=== Görev Koşulları ===
Gazze makalesinin "Herkes lanet İsrail’in" ile başlayıp "de hiç yumuşamıyor." ifadesine kadar süren kısmını, "demir kubbe" yerine "Demir Kubbe" koyarak güncelleyip yeniden yazar mısın?

Herkes lanet İsrail’in saldırılara karşı koruma kalkanı olan demir kubbe ile Amerika ve Avrupa’nın himayesi altında kendini emniyete aldığını düşünüyor, oysa gerçek bu değildir. Gerçek olan, İsrail’i koruyan demir kubbe değil, demir ya da taş kalpli Müslüman ümmettir. Allah’ın lanetlediği ve gazab ettiği bu terörist mahlûklar, bebek ve çocuk kanına doymuyor, ümmetin demir ve taş kalpleri de hiç yumuşamıyor.
İsrail, uluslararası mahkemece mahkûm edildiği, Lanetanyahu ve ekibinin hemen yakalanıp tutuklanması karara bağlandığı halde, hiç kimseden pervası olmaksızın, gece gündüz tonlarca ağırlıkta bombalarla Gazze’yi imha etmeye devam ediyor, Gazzeyi her tarafından kuşatarak, tüm yollarını kapatarak su, gıda ilaç gibi insani yardımların tamamen kesilmesini sağlamış, bombalardan kurtulanların da açlıktan, susuzluktan ölmesine yol açmıştır. Yine de ümmet, demir kalpliliğiyle acıma hisleri alınmış şekilde normal hayatına, eğlencesine, keyfine, örf ve adet haline gelen ibadetine devam etmektedir.
Müslümanlık bir yana, insanlığın, dini, ırkı, milliyeti, rengi ne olursa olsun insan ismini taşıyan hiçbir topluluğun sınır tanımayan vahşete bu kadar seyirci kalabileceğini hiç akıl etmemiştik ama iki milyarlık Müslüman ümmetin kendi kardeşleri olan iki milyonluk Gazze’yi yüzüstü bıraktığına, onlara sırtını dönerek normal hayatına devam ettiğine şahit olduk. Yıllar önce böyle bir şeyin olacağı söylenseydi, katiyyen hiç kimse inanmazdı. Şimdi bu akılalmaz duyarsızlığı ve demir kalpliliği gözlerimizle görüyoruz. İnanılması zor ama Müslüman coğrafyası bazı istisnalar haricinde genel itibariyle, sanki sadece kalpleri değil, demirden heykelleri andırır gibi bütünüyle ruhsuz, duygusuz kalmış insan yığınından oluşmuştur.

=== Malzeme ===
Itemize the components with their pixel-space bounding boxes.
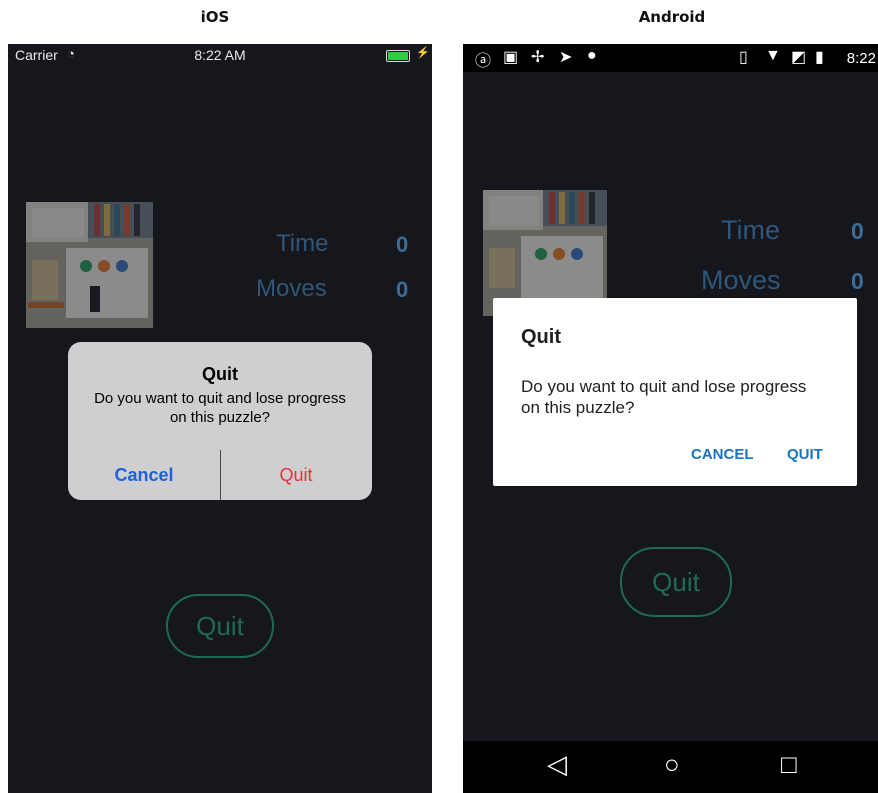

=== Tam Çıktı ===
Herkes lanet İsrail’in saldırılara karşı koruma kalkanı olan Demir Kubbe ile Amerika ve Avrupa’nın himayesi altında kendini emniyete aldığını düşünüyor, oysa gerçek bu değildir. Gerçek olan, İsrail’i koruyan Demir Kubbe değil, demir ya da taş kalpli Müslüman ümmettir. Allah’ın lanetlediği ve gazab ettiği bu terörist mahlûklar, bebek ve çocuk kanına doymuyor, ümmetin demir ve taş kalpleri de hiç yumuşamıyor.